### The request
Give an exact transcription of every line, dropping the images.

--- Information supplied ---

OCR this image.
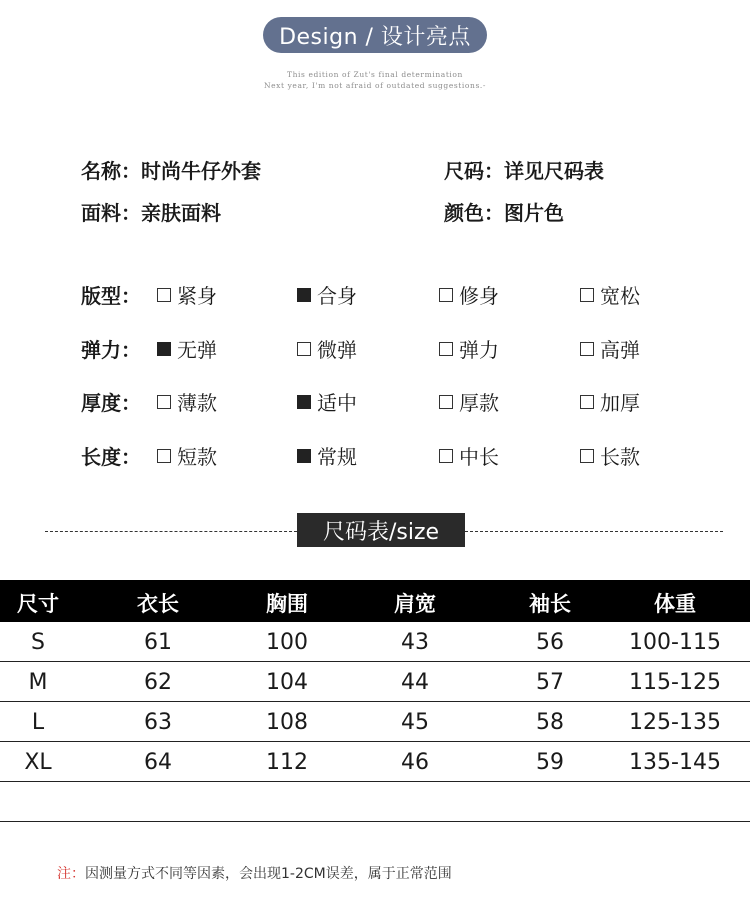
Design / 设计亮点
This edition of Zut's final determination
Next year, I'm not afraid of outdated suggestions.-
名称：时尚牛仔外套	尺码：详见尺码表
面料：亲肤面料	颜色：图片色
版型： 紧身	合身	修身	宽松
弹力： 无弹	微弹	弹力	高弹
厚度： 薄款	适中	厚款	加厚
长度： 短款	常规	中长	长款
尺码表/size
尺寸	衣长	胸围	肩宽	袖长	体重
S	61	100	43	56	100-115
M	62	104	44	57	115-125
L	63	108	45	58	125-135
XL	64	112	46	59	135-145
注：因测量方式不同等因素，会出现1-2CM误差，属于正常范围
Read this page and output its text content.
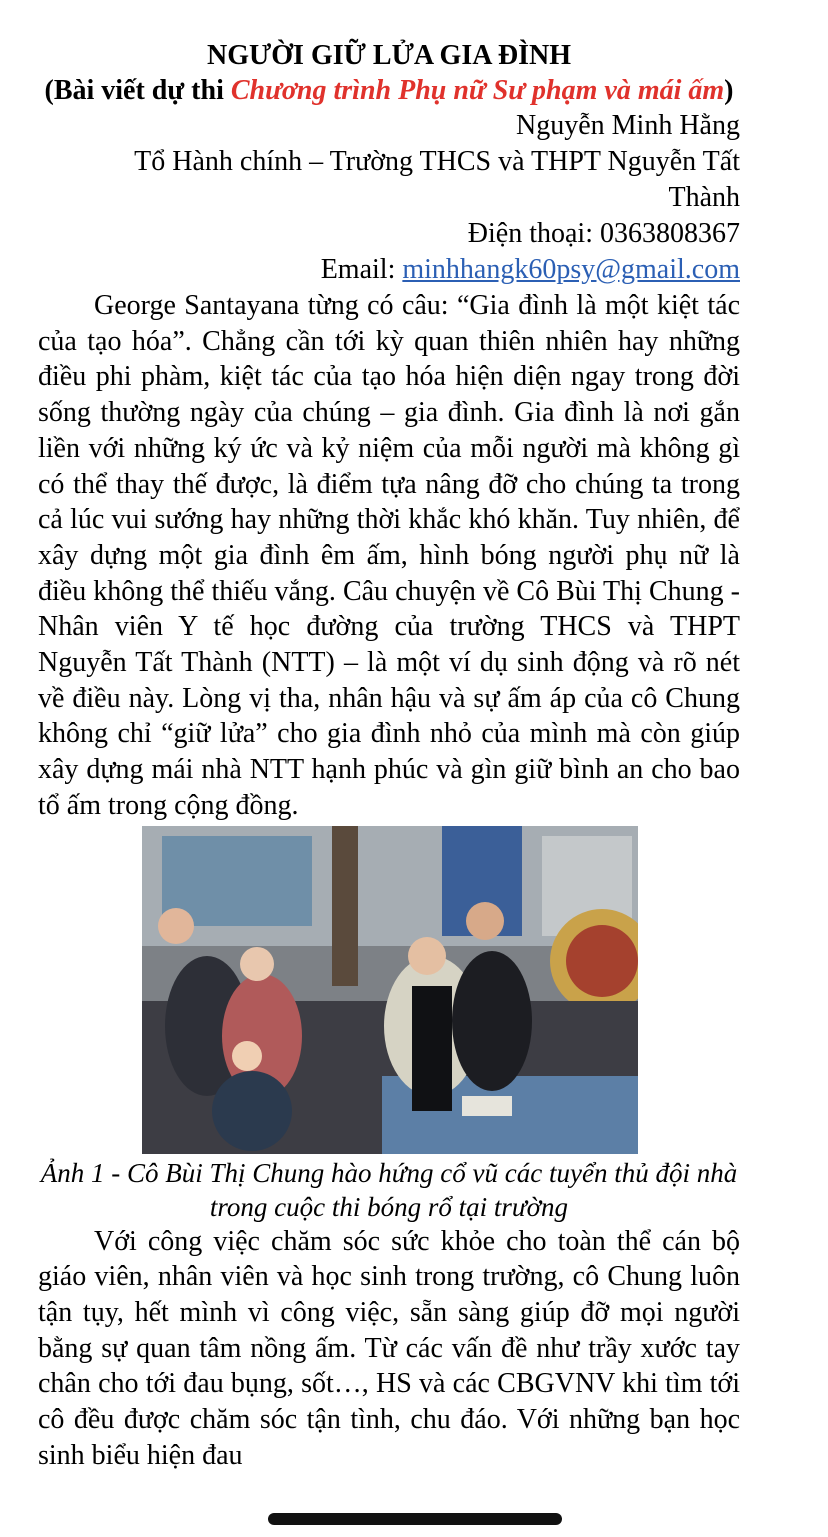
NGƯỜI GIỮ LỬA GIA ĐÌNH
(Bài viết dự thi Chương trình Phụ nữ Sư phạm và mái ấm)
Nguyễn Minh Hằng
Tổ Hành chính – Trường THCS và THPT Nguyễn Tất Thành
Điện thoại: 0363808367
Email: minhhangk60psy@gmail.com

George Santayana từng có câu: “Gia đình là một kiệt tác của tạo hóa”. Chẳng cần tới kỳ quan thiên nhiên hay những điều phi phàm, kiệt tác của tạo hóa hiện diện ngay trong đời sống thường ngày của chúng – gia đình. Gia đình là nơi gắn liền với những ký ức và kỷ niệm của mỗi người mà không gì có thể thay thế được, là điểm tựa nâng đỡ cho chúng ta trong cả lúc vui sướng hay những thời khắc khó khăn. Tuy nhiên, để xây dựng một gia đình êm ấm, hình bóng người phụ nữ là điều không thể thiếu vắng. Câu chuyện về Cô Bùi Thị Chung - Nhân viên Y tế học đường của trường THCS và THPT Nguyễn Tất Thành (NTT) – là một ví dụ sinh động và rõ nét về điều này. Lòng vị tha, nhân hậu và sự ấm áp của cô Chung không chỉ “giữ lửa” cho gia đình nhỏ của mình mà còn giúp xây dựng mái nhà NTT hạnh phúc và gìn giữ bình an cho bao tổ ấm trong cộng đồng.

Ảnh 1 - Cô Bùi Thị Chung hào hứng cổ vũ các tuyển thủ đội nhà trong cuộc thi bóng rổ tại trường

Với công việc chăm sóc sức khỏe cho toàn thể cán bộ giáo viên, nhân viên và học sinh trong trường, cô Chung luôn tận tụy, hết mình vì công việc, sẵn sàng giúp đỡ mọi người bằng sự quan tâm nồng ấm. Từ các vấn đề như trầy xước tay chân cho tới đau bụng, sốt…, HS và các CBGVNV khi tìm tới cô đều được chăm sóc tận tình, chu đáo. Với những bạn học sinh biểu hiện đau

---

### The answer
OCR this image.
Design / 设计亮点
This edition of Zut's final determination
Next year, I'm not afraid of outdated suggestions.-
名称：时尚牛仔外套	尺码：详见尺码表
面料：亲肤面料	颜色：图片色
版型： 紧身	合身	修身	宽松
弹力： 无弹	微弹	弹力	高弹
厚度： 薄款	适中	厚款	加厚
长度： 短款	常规	中长	长款
尺码表/size
尺寸	衣长	胸围	肩宽	袖长	体重
S	61	100	43	56	100-115
M	62	104	44	57	115-125
L	63	108	45	58	125-135
XL	64	112	46	59	135-145
注：因测量方式不同等因素，会出现1-2CM误差，属于正常范围
Read this page and output its text content.
NGƯỜI GIỮ LỬA GIA ĐÌNH
(Bài viết dự thi Chương trình Phụ nữ Sư phạm và mái ấm)
Nguyễn Minh Hằng
Tổ Hành chính – Trường THCS và THPT Nguyễn Tất Thành
Điện thoại: 0363808367
Email: minhhangk60psy@gmail.com

George Santayana từng có câu: “Gia đình là một kiệt tác của tạo hóa”. Chẳng cần tới kỳ quan thiên nhiên hay những điều phi phàm, kiệt tác của tạo hóa hiện diện ngay trong đời sống thường ngày của chúng – gia đình. Gia đình là nơi gắn liền với những ký ức và kỷ niệm của mỗi người mà không gì có thể thay thế được, là điểm tựa nâng đỡ cho chúng ta trong cả lúc vui sướng hay những thời khắc khó khăn. Tuy nhiên, để xây dựng một gia đình êm ấm, hình bóng người phụ nữ là điều không thể thiếu vắng. Câu chuyện về Cô Bùi Thị Chung - Nhân viên Y tế học đường của trường THCS và THPT Nguyễn Tất Thành (NTT) – là một ví dụ sinh động và rõ nét về điều này. Lòng vị tha, nhân hậu và sự ấm áp của cô Chung không chỉ “giữ lửa” cho gia đình nhỏ của mình mà còn giúp xây dựng mái nhà NTT hạnh phúc và gìn giữ bình an cho bao tổ ấm trong cộng đồng.

Ảnh 1 - Cô Bùi Thị Chung hào hứng cổ vũ các tuyển thủ đội nhà trong cuộc thi bóng rổ tại trường

Với công việc chăm sóc sức khỏe cho toàn thể cán bộ giáo viên, nhân viên và học sinh trong trường, cô Chung luôn tận tụy, hết mình vì công việc, sẵn sàng giúp đỡ mọi người bằng sự quan tâm nồng ấm. Từ các vấn đề như trầy xước tay chân cho tới đau bụng, sốt…, HS và các CBGVNV khi tìm tới cô đều được chăm sóc tận tình, chu đáo. Với những bạn học sinh biểu hiện đau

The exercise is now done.